TASK STATEMENT - The entire listing is to be repeated verbatim.

INFORMATION PROVIDED -

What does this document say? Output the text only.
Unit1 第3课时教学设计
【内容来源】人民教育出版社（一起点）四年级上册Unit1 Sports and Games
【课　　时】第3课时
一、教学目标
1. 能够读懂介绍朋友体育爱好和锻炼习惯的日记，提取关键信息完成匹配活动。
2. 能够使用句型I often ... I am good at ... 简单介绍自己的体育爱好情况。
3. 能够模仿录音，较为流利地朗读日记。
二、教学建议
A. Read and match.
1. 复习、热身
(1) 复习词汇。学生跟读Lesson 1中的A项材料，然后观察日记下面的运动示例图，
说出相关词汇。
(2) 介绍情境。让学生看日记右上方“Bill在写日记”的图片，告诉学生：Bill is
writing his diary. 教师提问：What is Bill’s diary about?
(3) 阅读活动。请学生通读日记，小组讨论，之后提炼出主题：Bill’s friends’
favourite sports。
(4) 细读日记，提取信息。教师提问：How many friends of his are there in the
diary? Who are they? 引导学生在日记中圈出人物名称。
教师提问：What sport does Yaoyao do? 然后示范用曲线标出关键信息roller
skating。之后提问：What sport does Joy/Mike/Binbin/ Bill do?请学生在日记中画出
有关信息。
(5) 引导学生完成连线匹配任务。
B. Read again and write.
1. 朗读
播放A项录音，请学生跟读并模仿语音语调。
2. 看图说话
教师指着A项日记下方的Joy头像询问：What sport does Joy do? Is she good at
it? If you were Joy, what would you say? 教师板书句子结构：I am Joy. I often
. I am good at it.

RESPONSE BELOW -
What does this document say? Output the text only.
Unit1 第3课时教学设计
【内容来源】人民教育出版社（一起点）四年级上册Unit1 Sports and Games
【课　　时】第3课时
一、教学目标
1. 能够读懂介绍朋友体育爱好和锻炼习惯的日记，提取关键信息完成匹配活动。
2. 能够使用句型I often ... I am good at ... 简单介绍自己的体育爱好情况。
3. 能够模仿录音，较为流利地朗读日记。
二、教学建议
A. Read and match.
1. 复习、热身
(1) 复习词汇。学生跟读Lesson 1中的A项材料，然后观察日记下面的运动示例图，
说出相关词汇。
(2) 介绍情境。让学生看日记右上方“Bill在写日记”的图片，告诉学生：Bill is
writing his diary. 教师提问：What is Bill’s diary about?
(3) 阅读活动。请学生通读日记，小组讨论，之后提炼出主题：Bill’s friends’
favourite sports。
(4) 细读日记，提取信息。教师提问：How many friends of his are there in the
diary? Who are they? 引导学生在日记中圈出人物名称。
教师提问：What sport does Yaoyao do? 然后示范用曲线标出关键信息roller
skating。之后提问：What sport does Joy/Mike/Binbin/ Bill do?请学生在日记中画出
有关信息。
(5) 引导学生完成连线匹配任务。
B. Read again and write.
1. 朗读
播放A项录音，请学生跟读并模仿语音语调。
2. 看图说话
教师指着A项日记下方的Joy头像询问：What sport does Joy do? Is she good at
it? If you were Joy, what would you say? 教师板书句子结构：I am Joy. I often
. I am good at it.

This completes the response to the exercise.